● WORK INSTRUCTIONS: Pick out every line in the data below that holds "Anliegen".

● INPUT ROWS:
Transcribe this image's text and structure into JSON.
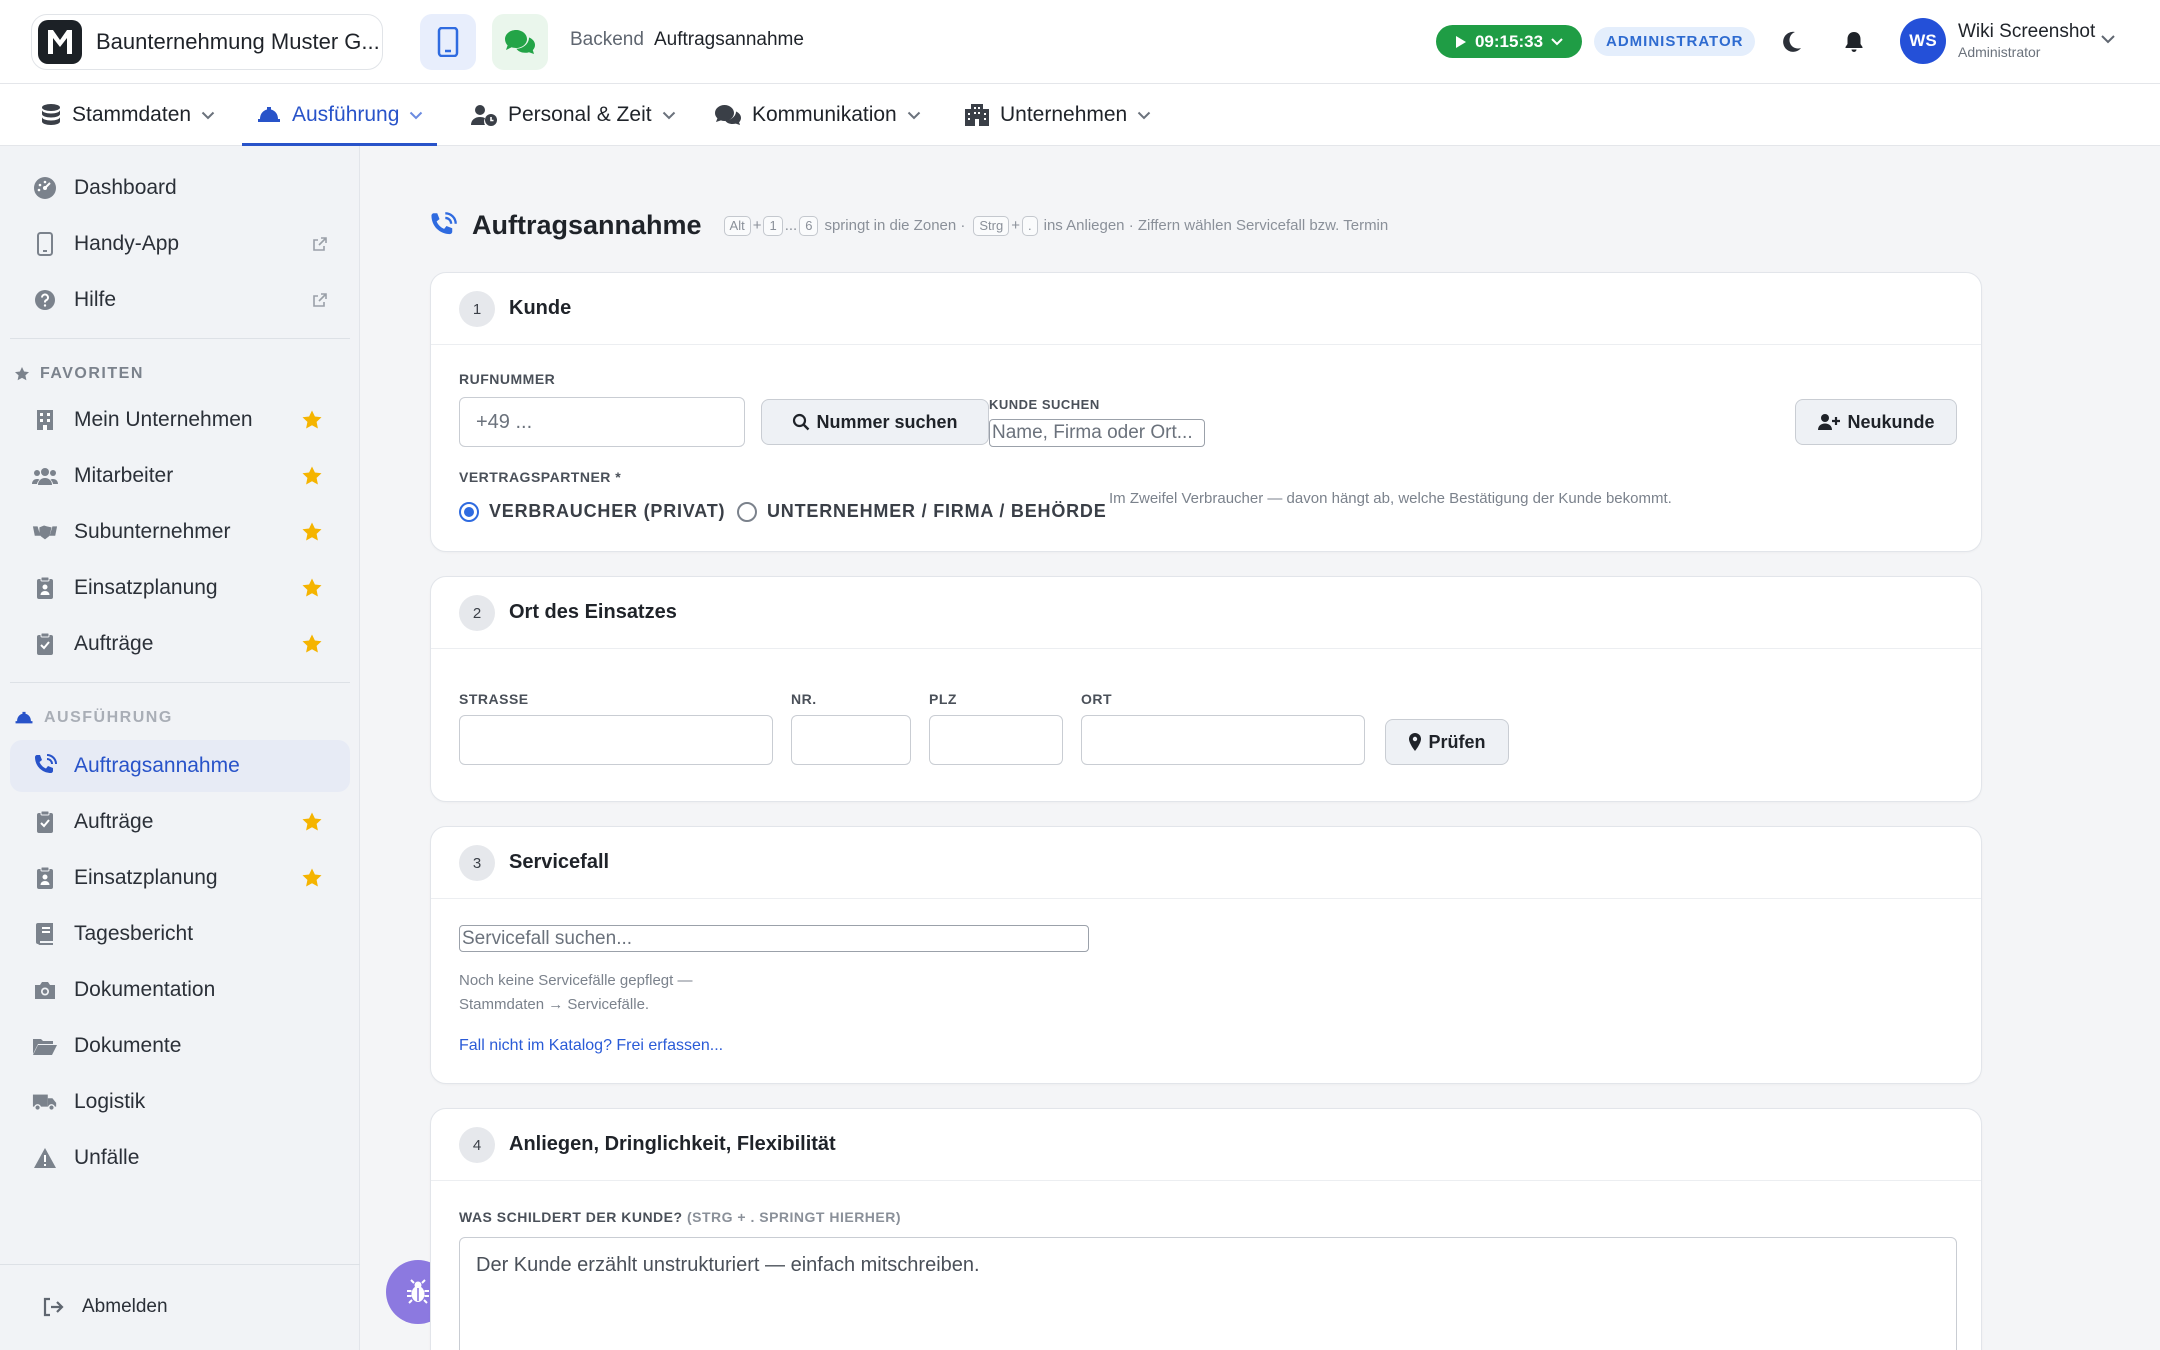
{
  "app": {
    "company": "Baunternehmung Muster G...",
    "logo_letter": "M"
  },
  "breadcrumb": {
    "section": "Backend",
    "page": "Auftragsannahme"
  },
  "timer": "09:15:33",
  "role_badge": "ADMINISTRATOR",
  "user": {
    "name": "Wiki Screenshot",
    "role": "Administrator",
    "initials": "WS"
  },
  "nav": [
    {
      "label": "Stammdaten"
    },
    {
      "label": "Ausführung"
    },
    {
      "label": "Personal & Zeit"
    },
    {
      "label": "Kommunikation"
    },
    {
      "label": "Unternehmen"
    }
  ],
  "sidebar": {
    "top": [
      {
        "label": "Dashboard"
      },
      {
        "label": "Handy-App"
      },
      {
        "label": "Hilfe"
      }
    ],
    "favorites_title": "FAVORITEN",
    "favorites": [
      {
        "label": "Mein Unternehmen"
      },
      {
        "label": "Mitarbeiter"
      },
      {
        "label": "Subunternehmer"
      },
      {
        "label": "Einsatzplanung"
      },
      {
        "label": "Aufträge"
      }
    ],
    "section_title": "AUSFÜHRUNG",
    "section_items": [
      {
        "label": "Auftragsannahme"
      },
      {
        "label": "Aufträge"
      },
      {
        "label": "Einsatzplanung"
      },
      {
        "label": "Tagesbericht"
      },
      {
        "label": "Dokumentation"
      },
      {
        "label": "Dokumente"
      },
      {
        "label": "Logistik"
      },
      {
        "label": "Unfälle"
      }
    ],
    "logout": "Abmelden"
  },
  "page": {
    "title": "Auftragsannahme",
    "hint": {
      "k_alt": "Alt",
      "plus": "+",
      "k_1": "1",
      "dots": "...",
      "k_6": "6",
      "text1": "springt in die Zonen ·",
      "k_strg": "Strg",
      "k_dot": ".",
      "text2": "ins Anliegen · Ziffern wählen Servicefall bzw. Termin"
    }
  },
  "card1": {
    "num": "1",
    "title": "Kunde",
    "phone_label": "RUFNUMMER",
    "phone_placeholder": "+49 ...",
    "search_number_btn": "Nummer suchen",
    "customer_label": "KUNDE SUCHEN",
    "customer_placeholder": "Name, Firma oder Ort...",
    "new_customer_btn": "Neukunde",
    "partner_label": "VERTRAGSPARTNER *",
    "radio_private": "VERBRAUCHER (PRIVAT)",
    "radio_business": "UNTERNEHMER / FIRMA / BEHÖRDE",
    "partner_note": "Im Zweifel Verbraucher — davon hängt ab, welche Bestätigung der Kunde bekommt."
  },
  "card2": {
    "num": "2",
    "title": "Ort des Einsatzes",
    "street_label": "STRASSE",
    "nr_label": "NR.",
    "zip_label": "PLZ",
    "city_label": "ORT",
    "check_btn": "Prüfen"
  },
  "card3": {
    "num": "3",
    "title": "Servicefall",
    "search_placeholder": "Servicefall suchen...",
    "empty_line1": "Noch keine Servicefälle gepflegt —",
    "empty_line2": "Stammdaten → Servicefälle.",
    "free_link": "Fall nicht im Katalog? Frei erfassen..."
  },
  "card4": {
    "num": "4",
    "title": "Anliegen, Dringlichkeit, Flexibilität",
    "desc_label": "WAS SCHILDERT DER KUNDE?",
    "desc_hint": "(STRG + . SPRINGT HIERHER)",
    "desc_placeholder": "Der Kunde erzählt unstrukturiert — einfach mitschreiben."
  },
  "colors": {
    "accent": "#2853c9",
    "timer": "#1f9d45",
    "star": "#f5b400",
    "fab": "#8c79e0"
  }
}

● SOLUTION TO THE EXERCISE:
      "text2": "ins Anliegen · Ziffern wählen Servicefall bzw. Termin"
    "title": "Anliegen, Dringlichkeit, Flexibilität",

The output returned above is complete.